» OBJECTIVE:
Please report every line from the material that contains the word "Capability".

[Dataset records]
:::::

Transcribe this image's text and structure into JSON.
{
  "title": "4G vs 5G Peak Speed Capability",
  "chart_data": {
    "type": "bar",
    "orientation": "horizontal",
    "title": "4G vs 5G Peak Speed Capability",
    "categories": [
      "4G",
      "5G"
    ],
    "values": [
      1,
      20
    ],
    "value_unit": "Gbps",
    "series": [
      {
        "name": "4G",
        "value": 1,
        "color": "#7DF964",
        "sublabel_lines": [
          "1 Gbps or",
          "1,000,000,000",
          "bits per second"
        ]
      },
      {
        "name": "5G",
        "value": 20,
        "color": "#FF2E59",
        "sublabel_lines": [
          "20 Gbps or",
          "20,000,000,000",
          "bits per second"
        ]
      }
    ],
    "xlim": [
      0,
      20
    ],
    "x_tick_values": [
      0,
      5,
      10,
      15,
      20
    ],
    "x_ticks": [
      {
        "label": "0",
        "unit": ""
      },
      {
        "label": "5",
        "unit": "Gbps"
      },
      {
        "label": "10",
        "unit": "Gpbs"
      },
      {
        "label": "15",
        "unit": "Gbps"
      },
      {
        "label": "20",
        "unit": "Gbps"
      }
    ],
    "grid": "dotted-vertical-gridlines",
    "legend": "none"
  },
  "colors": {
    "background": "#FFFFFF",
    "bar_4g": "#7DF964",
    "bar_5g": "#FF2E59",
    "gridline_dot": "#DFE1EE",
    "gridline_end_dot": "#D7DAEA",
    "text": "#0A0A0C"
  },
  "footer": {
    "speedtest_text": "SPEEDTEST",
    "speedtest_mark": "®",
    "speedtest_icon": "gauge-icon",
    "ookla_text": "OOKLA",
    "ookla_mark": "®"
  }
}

:::::

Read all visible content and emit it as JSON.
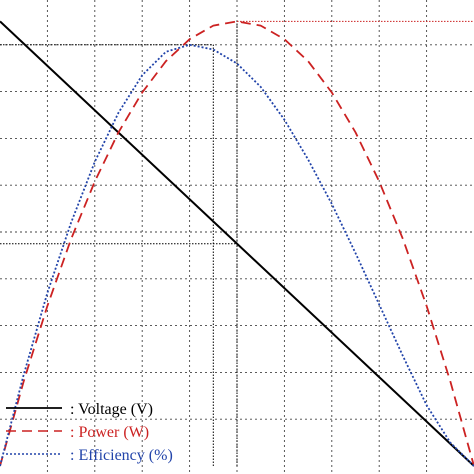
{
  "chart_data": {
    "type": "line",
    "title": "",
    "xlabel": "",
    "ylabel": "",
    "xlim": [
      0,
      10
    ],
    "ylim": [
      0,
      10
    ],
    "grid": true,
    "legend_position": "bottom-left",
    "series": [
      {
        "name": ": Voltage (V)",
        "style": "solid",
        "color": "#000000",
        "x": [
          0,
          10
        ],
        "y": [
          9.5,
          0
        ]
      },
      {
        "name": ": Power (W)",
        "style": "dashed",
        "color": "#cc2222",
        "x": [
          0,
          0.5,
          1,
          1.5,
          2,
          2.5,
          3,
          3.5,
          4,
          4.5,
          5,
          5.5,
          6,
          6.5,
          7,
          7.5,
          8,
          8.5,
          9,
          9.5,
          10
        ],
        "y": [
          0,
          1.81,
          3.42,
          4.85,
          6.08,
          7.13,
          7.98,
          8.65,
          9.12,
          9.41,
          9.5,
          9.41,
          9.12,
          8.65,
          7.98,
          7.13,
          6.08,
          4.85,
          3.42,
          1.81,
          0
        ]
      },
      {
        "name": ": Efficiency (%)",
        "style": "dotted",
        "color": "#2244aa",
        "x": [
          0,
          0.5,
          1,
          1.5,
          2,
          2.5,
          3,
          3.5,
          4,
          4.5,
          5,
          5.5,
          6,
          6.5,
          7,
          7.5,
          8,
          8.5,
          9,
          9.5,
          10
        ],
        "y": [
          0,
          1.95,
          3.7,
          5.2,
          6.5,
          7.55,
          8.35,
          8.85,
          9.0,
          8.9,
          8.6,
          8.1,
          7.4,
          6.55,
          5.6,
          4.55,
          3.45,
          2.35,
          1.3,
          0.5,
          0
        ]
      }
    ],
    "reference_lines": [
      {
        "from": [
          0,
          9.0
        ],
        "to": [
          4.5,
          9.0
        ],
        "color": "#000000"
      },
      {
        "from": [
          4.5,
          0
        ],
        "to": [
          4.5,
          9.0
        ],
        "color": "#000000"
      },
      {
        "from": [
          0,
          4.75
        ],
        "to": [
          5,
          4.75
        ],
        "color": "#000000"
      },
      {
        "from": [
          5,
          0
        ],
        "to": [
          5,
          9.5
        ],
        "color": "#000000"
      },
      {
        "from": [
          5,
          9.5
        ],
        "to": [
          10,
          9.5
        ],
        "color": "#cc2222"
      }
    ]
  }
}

:::::

» RIGHT ANSWER:
  "title": "4G vs 5G Peak Speed Capability",
    "title": "4G vs 5G Peak Speed Capability",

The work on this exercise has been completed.